◆ **Short exercise**
Every line holding the string "Delete" should be gathered.

◆ **Records**
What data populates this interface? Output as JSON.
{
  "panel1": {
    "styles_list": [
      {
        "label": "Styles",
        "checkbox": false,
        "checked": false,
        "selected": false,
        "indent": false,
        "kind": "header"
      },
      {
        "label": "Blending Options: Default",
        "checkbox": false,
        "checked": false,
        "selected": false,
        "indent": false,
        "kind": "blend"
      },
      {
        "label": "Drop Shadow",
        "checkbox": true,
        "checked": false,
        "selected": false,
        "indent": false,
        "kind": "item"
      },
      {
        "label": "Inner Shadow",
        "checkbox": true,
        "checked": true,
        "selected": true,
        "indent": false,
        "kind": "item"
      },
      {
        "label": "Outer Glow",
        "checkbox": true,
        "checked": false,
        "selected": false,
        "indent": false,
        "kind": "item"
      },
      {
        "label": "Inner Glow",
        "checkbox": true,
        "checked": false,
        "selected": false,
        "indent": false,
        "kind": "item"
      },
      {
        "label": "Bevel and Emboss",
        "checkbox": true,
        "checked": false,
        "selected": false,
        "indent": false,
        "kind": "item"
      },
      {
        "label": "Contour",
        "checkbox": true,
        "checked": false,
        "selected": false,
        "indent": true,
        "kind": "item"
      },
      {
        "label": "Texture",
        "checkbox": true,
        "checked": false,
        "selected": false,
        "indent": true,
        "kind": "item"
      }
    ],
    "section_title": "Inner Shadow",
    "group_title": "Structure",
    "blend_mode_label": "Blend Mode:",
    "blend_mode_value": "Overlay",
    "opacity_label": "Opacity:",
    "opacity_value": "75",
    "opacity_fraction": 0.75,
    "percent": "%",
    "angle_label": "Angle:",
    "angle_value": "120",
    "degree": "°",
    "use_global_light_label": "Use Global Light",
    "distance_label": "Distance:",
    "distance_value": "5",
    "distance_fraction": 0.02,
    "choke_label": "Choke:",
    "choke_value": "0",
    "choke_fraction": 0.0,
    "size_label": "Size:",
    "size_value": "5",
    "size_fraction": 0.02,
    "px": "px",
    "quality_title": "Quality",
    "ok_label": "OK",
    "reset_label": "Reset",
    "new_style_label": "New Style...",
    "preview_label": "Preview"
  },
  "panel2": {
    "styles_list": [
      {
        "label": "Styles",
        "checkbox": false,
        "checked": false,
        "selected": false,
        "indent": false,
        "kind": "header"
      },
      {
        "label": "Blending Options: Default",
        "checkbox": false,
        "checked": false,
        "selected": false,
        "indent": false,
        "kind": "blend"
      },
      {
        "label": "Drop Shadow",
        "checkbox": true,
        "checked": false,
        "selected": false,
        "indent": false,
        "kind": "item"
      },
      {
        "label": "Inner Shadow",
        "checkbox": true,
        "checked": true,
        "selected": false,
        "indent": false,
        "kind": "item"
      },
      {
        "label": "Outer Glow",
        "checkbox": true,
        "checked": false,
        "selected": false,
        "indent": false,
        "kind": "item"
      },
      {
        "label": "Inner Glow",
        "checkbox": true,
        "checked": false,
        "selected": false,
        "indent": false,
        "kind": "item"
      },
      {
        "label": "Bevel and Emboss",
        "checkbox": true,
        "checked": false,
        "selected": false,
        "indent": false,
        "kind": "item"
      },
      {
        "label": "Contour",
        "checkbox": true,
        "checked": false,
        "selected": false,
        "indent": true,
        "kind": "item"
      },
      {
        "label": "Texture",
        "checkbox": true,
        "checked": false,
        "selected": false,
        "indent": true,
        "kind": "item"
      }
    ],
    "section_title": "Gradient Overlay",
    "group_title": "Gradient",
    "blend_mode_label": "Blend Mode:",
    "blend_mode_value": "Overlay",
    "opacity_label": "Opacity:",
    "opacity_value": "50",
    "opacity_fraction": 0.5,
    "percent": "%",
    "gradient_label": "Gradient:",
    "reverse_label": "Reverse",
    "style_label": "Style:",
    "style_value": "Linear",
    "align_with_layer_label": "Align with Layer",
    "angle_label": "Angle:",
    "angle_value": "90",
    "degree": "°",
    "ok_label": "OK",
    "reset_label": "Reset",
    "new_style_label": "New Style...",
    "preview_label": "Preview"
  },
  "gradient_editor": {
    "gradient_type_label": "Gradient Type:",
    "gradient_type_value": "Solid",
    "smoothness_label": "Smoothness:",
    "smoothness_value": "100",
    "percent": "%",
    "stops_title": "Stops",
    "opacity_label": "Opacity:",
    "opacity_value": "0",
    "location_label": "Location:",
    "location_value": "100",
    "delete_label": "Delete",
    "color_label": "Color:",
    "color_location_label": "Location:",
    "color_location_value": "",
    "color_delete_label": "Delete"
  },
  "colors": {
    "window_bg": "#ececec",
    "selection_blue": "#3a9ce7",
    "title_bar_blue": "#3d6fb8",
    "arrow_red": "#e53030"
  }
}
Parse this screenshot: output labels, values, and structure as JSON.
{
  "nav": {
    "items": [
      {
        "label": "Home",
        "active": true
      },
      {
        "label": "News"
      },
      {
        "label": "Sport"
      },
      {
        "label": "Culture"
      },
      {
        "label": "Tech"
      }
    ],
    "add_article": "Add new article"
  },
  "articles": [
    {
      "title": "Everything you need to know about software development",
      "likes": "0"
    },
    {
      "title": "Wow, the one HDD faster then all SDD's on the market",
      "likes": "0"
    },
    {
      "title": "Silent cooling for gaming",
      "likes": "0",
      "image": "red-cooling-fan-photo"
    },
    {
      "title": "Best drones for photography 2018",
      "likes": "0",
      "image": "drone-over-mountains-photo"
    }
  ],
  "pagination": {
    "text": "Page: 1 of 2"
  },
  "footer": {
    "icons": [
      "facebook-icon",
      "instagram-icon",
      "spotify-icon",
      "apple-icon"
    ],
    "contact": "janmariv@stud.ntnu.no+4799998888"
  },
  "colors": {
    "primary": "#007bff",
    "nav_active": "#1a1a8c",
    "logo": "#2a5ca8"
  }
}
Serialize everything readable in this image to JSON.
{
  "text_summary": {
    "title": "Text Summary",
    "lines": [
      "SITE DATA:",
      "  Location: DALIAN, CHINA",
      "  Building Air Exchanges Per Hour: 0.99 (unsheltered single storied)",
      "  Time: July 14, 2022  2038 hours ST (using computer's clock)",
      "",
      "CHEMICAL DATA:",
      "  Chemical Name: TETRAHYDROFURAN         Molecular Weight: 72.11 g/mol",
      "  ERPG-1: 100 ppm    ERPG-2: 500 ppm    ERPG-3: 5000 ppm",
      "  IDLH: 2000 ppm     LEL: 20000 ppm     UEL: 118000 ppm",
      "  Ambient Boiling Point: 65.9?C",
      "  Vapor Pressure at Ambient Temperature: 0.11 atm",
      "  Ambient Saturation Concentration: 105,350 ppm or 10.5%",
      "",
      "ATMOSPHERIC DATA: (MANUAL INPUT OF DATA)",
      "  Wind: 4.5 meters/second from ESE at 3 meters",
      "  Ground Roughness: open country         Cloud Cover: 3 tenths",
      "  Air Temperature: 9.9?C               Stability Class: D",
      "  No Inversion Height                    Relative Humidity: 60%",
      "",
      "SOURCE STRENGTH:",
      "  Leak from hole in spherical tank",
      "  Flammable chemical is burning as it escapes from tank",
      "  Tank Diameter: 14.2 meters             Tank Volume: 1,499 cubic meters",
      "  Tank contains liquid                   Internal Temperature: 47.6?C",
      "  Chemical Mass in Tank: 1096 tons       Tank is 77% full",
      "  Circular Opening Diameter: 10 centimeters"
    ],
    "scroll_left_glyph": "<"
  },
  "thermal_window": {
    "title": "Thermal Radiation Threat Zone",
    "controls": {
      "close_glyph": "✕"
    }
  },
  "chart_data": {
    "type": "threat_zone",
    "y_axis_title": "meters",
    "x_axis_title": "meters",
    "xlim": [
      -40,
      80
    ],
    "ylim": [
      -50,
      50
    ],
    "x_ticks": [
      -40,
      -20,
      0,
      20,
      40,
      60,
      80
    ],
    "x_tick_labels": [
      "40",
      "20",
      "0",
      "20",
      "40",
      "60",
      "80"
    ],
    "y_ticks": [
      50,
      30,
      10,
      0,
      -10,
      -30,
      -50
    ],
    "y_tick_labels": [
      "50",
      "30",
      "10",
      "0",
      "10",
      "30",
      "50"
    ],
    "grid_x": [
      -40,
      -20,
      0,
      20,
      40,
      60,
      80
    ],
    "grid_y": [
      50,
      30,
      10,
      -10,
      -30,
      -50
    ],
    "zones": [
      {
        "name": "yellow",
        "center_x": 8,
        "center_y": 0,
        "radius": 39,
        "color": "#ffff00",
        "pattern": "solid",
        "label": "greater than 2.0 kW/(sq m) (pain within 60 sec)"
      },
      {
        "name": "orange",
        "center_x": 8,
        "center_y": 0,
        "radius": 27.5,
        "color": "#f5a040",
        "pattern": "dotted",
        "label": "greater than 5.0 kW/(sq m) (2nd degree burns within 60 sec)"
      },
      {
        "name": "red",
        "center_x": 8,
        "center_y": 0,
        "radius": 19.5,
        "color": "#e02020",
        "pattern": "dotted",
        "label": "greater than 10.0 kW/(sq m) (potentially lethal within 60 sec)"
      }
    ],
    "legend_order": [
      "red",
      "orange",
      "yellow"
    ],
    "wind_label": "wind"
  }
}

◆ **Result of the task**
    "delete_label": "Delete",
    "color_delete_label": "Delete"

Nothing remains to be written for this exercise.